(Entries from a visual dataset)
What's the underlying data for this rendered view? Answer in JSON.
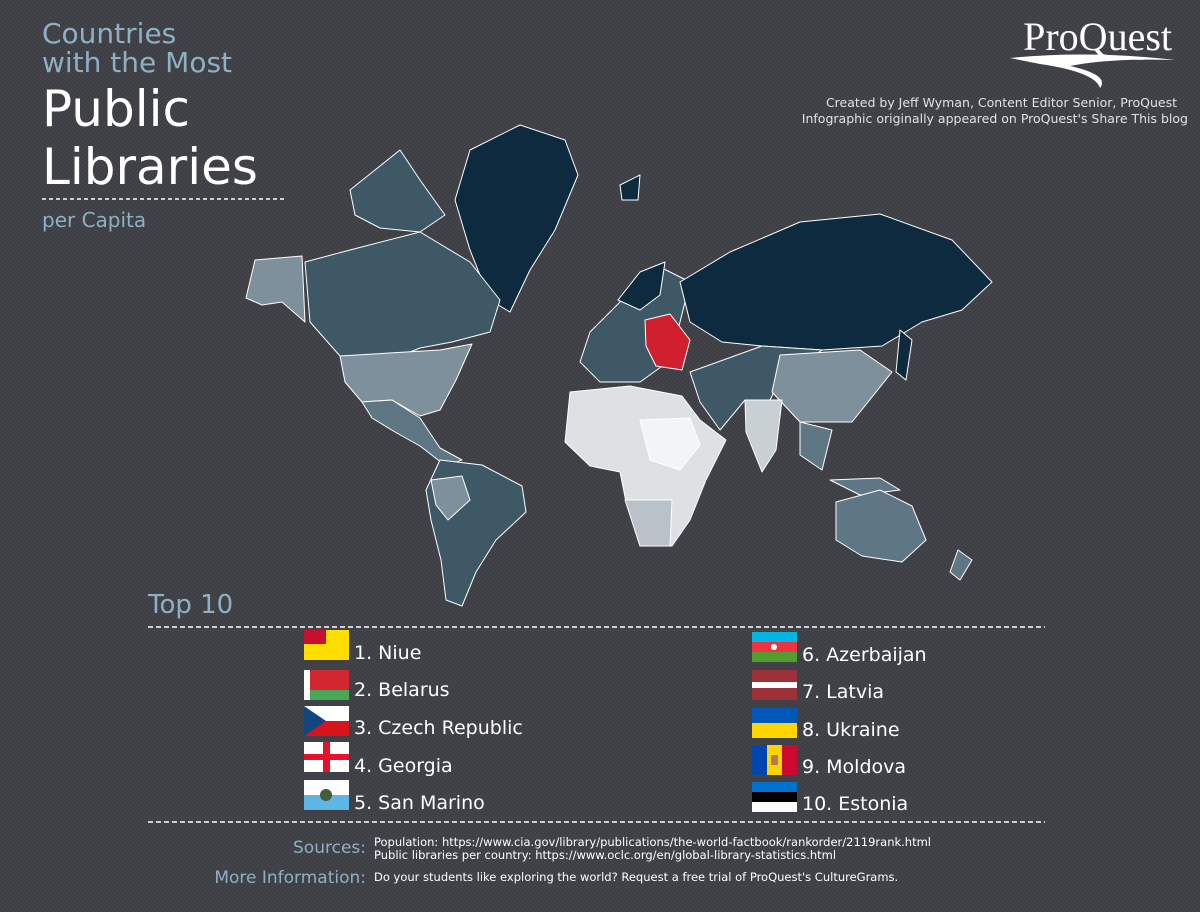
{
  "header": {
    "title_lines": [
      "Countries",
      "with the Most",
      "Public",
      "Libraries"
    ],
    "subtitle": "per Capita",
    "logo": "ProQuest",
    "credits": [
      "Created by Jeff Wyman, Content Editor Senior, ProQuest",
      "Infographic originally appeared on ProQuest's Share This blog"
    ]
  },
  "top10": {
    "title": "Top 10",
    "items": [
      "1. Niue",
      "2. Belarus",
      "3. Czech Republic",
      "4. Georgia",
      "5. San Marino",
      "6. Azerbaijan",
      "7. Latvia",
      "8. Ukraine",
      "9. Moldova",
      "10. Estonia"
    ]
  },
  "footer": {
    "sources_label": "Sources:",
    "sources": [
      "Population: https://www.cia.gov/library/publications/the-world-factbook/rankorder/2119rank.html",
      "Public libraries per country: https://www.oclc.org/en/global-library-statistics.html"
    ],
    "more_label": "More Information:",
    "more_text": "Do your students like exploring the world? Request a free trial of ProQuest's CultureGrams."
  }
}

▶ _EXERCISE BRIEF_
Copy the records exactly. Skip the pictures.

▶ _PROBLEM SOLUTION_
What's the underlying data for this rendered view? Answer in JSON.
{
  "header": {
    "title_lines": [
      "Countries",
      "with the Most",
      "Public",
      "Libraries"
    ],
    "subtitle": "per Capita",
    "logo": "ProQuest",
    "credits": [
      "Created by Jeff Wyman, Content Editor Senior, ProQuest",
      "Infographic originally appeared on ProQuest's Share This blog"
    ]
  },
  "top10": {
    "title": "Top 10",
    "items": [
      "1. Niue",
      "2. Belarus",
      "3. Czech Republic",
      "4. Georgia",
      "5. San Marino",
      "6. Azerbaijan",
      "7. Latvia",
      "8. Ukraine",
      "9. Moldova",
      "10. Estonia"
    ]
  },
  "footer": {
    "sources_label": "Sources:",
    "sources": [
      "Population: https://www.cia.gov/library/publications/the-world-factbook/rankorder/2119rank.html",
      "Public libraries per country: https://www.oclc.org/en/global-library-statistics.html"
    ],
    "more_label": "More Information:",
    "more_text": "Do your students like exploring the world? Request a free trial of ProQuest's CultureGrams."
  }
}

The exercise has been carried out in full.